● **EXERCISE**: Write out the listing in full, matching it word for word.
* BEGIN RECORDS PROVIDED *
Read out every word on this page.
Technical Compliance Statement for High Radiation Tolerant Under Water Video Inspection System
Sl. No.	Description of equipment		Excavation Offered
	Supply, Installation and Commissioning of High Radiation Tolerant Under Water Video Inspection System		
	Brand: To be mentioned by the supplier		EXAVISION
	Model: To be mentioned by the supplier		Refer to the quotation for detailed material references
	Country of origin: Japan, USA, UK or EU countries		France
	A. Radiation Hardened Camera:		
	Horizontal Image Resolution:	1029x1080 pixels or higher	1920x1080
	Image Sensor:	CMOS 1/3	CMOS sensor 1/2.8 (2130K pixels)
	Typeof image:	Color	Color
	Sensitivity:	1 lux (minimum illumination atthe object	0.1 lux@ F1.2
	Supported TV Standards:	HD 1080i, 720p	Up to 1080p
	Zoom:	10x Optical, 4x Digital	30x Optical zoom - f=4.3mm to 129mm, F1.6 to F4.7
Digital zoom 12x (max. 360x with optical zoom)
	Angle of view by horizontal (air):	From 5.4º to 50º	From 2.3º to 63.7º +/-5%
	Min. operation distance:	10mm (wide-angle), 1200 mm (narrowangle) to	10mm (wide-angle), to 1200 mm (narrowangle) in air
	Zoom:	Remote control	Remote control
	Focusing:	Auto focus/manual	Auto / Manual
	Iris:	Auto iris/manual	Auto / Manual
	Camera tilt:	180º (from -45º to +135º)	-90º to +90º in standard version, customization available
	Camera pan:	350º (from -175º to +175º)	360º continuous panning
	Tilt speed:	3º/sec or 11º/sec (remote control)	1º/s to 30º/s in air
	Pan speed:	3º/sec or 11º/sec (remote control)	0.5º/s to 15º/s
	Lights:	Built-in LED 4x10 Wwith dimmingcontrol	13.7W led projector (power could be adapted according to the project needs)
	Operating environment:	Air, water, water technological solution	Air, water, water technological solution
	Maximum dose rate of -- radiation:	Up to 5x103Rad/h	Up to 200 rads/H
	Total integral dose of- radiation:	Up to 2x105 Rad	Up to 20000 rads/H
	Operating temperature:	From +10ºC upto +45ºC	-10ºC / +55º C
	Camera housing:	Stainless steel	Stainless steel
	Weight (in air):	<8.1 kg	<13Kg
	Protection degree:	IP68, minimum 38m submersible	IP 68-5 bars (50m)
* END RECORDS PROVIDED *
● **ANSWER FOR THIS EXERCISE**:
Read out every word on this page.
Technical Compliance Statement for High Radiation Tolerant Under Water Video Inspection System
Sl. No.	Description of equipment		Excavation Offered
	Supply, Installation and Commissioning of High Radiation Tolerant Under Water Video Inspection System		
	Brand: To be mentioned by the supplier		EXAVISION
	Model: To be mentioned by the supplier		Refer to the quotation for detailed material references
	Country of origin: Japan, USA, UK or EU countries		France
	A. Radiation Hardened Camera:		
	Horizontal Image Resolution:	1029x1080 pixels or higher	1920x1080
	Image Sensor:	CMOS 1/3	CMOS sensor 1/2.8 (2130K pixels)
	Typeof image:	Color	Color
	Sensitivity:	1 lux (minimum illumination atthe object	0.1 lux@ F1.2
	Supported TV Standards:	HD 1080i, 720p	Up to 1080p
	Zoom:	10x Optical, 4x Digital	30x Optical zoom - f=4.3mm to 129mm, F1.6 to F4.7
Digital zoom 12x (max. 360x with optical zoom)
	Angle of view by horizontal (air):	From 5.4º to 50º	From 2.3º to 63.7º +/-5%
	Min. operation distance:	10mm (wide-angle), 1200 mm (narrowangle) to	10mm (wide-angle), to 1200 mm (narrowangle) in air
	Zoom:	Remote control	Remote control
	Focusing:	Auto focus/manual	Auto / Manual
	Iris:	Auto iris/manual	Auto / Manual
	Camera tilt:	180º (from -45º to +135º)	-90º to +90º in standard version, customization available
	Camera pan:	350º (from -175º to +175º)	360º continuous panning
	Tilt speed:	3º/sec or 11º/sec (remote control)	1º/s to 30º/s in air
	Pan speed:	3º/sec or 11º/sec (remote control)	0.5º/s to 15º/s
	Lights:	Built-in LED 4x10 Wwith dimmingcontrol	13.7W led projector (power could be adapted according to the project needs)
	Operating environment:	Air, water, water technological solution	Air, water, water technological solution
	Maximum dose rate of -- radiation:	Up to 5x103Rad/h	Up to 200 rads/H
	Total integral dose of- radiation:	Up to 2x105 Rad	Up to 20000 rads/H
	Operating temperature:	From +10ºC upto +45ºC	-10ºC / +55º C
	Camera housing:	Stainless steel	Stainless steel
	Weight (in air):	<8.1 kg	<13Kg
	Protection degree:	IP68, minimum 38m submersible	IP 68-5 bars (50m)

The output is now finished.